### [Data to process]
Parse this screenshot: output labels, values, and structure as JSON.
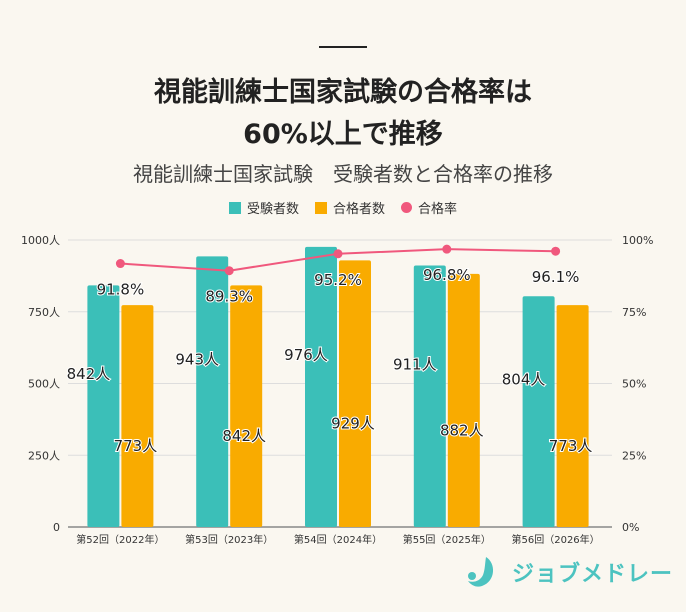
{
  "header": {
    "title_line1": "視能訓練士国家試験の合格率は",
    "title_line2": "60%以上で推移",
    "subtitle": "視能訓練士国家試験　受験者数と合格率の推移"
  },
  "chart_data": {
    "type": "bar",
    "categories": [
      "第52回（2022年）",
      "第53回（2023年）",
      "第54回（2024年）",
      "第55回（2025年）",
      "第56回（2026年）"
    ],
    "series": [
      {
        "name": "受験者数",
        "kind": "bar",
        "axis": "left",
        "color": "#3bbfb8",
        "values": [
          842,
          943,
          976,
          911,
          804
        ],
        "labels": [
          "842人",
          "943人",
          "976人",
          "911人",
          "804人"
        ]
      },
      {
        "name": "合格者数",
        "kind": "bar",
        "axis": "left",
        "color": "#f9ab00",
        "values": [
          773,
          842,
          929,
          882,
          773
        ],
        "labels": [
          "773人",
          "842人",
          "929人",
          "882人",
          "773人"
        ]
      },
      {
        "name": "合格率",
        "kind": "line",
        "axis": "right",
        "color": "#f0587d",
        "values": [
          91.8,
          89.3,
          95.2,
          96.8,
          96.1
        ],
        "labels": [
          "91.8%",
          "89.3%",
          "95.2%",
          "96.8%",
          "96.1%"
        ]
      }
    ],
    "left_axis": {
      "range": [
        0,
        1000
      ],
      "ticks": [
        0,
        250,
        500,
        750,
        1000
      ],
      "tick_labels": [
        "0",
        "250人",
        "500人",
        "750人",
        "1000人"
      ]
    },
    "right_axis": {
      "range": [
        0,
        100
      ],
      "ticks": [
        0,
        25,
        50,
        75,
        100
      ],
      "tick_labels": [
        "0%",
        "25%",
        "50%",
        "75%",
        "100%"
      ]
    },
    "grid": true,
    "legend_placement": "top"
  },
  "logo": {
    "text": "ジョブメドレー",
    "color": "#4cc3c0"
  }
}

### [Exercise prompt]
Copy the data exactly. Any picture it contains is to be omitted.

### [Answer to the problem]
Parse this screenshot: output labels, values, and structure as JSON.
{
  "header": {
    "title_line1": "視能訓練士国家試験の合格率は",
    "title_line2": "60%以上で推移",
    "subtitle": "視能訓練士国家試験　受験者数と合格率の推移"
  },
  "chart_data": {
    "type": "bar",
    "categories": [
      "第52回（2022年）",
      "第53回（2023年）",
      "第54回（2024年）",
      "第55回（2025年）",
      "第56回（2026年）"
    ],
    "series": [
      {
        "name": "受験者数",
        "kind": "bar",
        "axis": "left",
        "color": "#3bbfb8",
        "values": [
          842,
          943,
          976,
          911,
          804
        ],
        "labels": [
          "842人",
          "943人",
          "976人",
          "911人",
          "804人"
        ]
      },
      {
        "name": "合格者数",
        "kind": "bar",
        "axis": "left",
        "color": "#f9ab00",
        "values": [
          773,
          842,
          929,
          882,
          773
        ],
        "labels": [
          "773人",
          "842人",
          "929人",
          "882人",
          "773人"
        ]
      },
      {
        "name": "合格率",
        "kind": "line",
        "axis": "right",
        "color": "#f0587d",
        "values": [
          91.8,
          89.3,
          95.2,
          96.8,
          96.1
        ],
        "labels": [
          "91.8%",
          "89.3%",
          "95.2%",
          "96.8%",
          "96.1%"
        ]
      }
    ],
    "left_axis": {
      "range": [
        0,
        1000
      ],
      "ticks": [
        0,
        250,
        500,
        750,
        1000
      ],
      "tick_labels": [
        "0",
        "250人",
        "500人",
        "750人",
        "1000人"
      ]
    },
    "right_axis": {
      "range": [
        0,
        100
      ],
      "ticks": [
        0,
        25,
        50,
        75,
        100
      ],
      "tick_labels": [
        "0%",
        "25%",
        "50%",
        "75%",
        "100%"
      ]
    },
    "grid": true,
    "legend_placement": "top"
  },
  "logo": {
    "text": "ジョブメドレー",
    "color": "#4cc3c0"
  }
}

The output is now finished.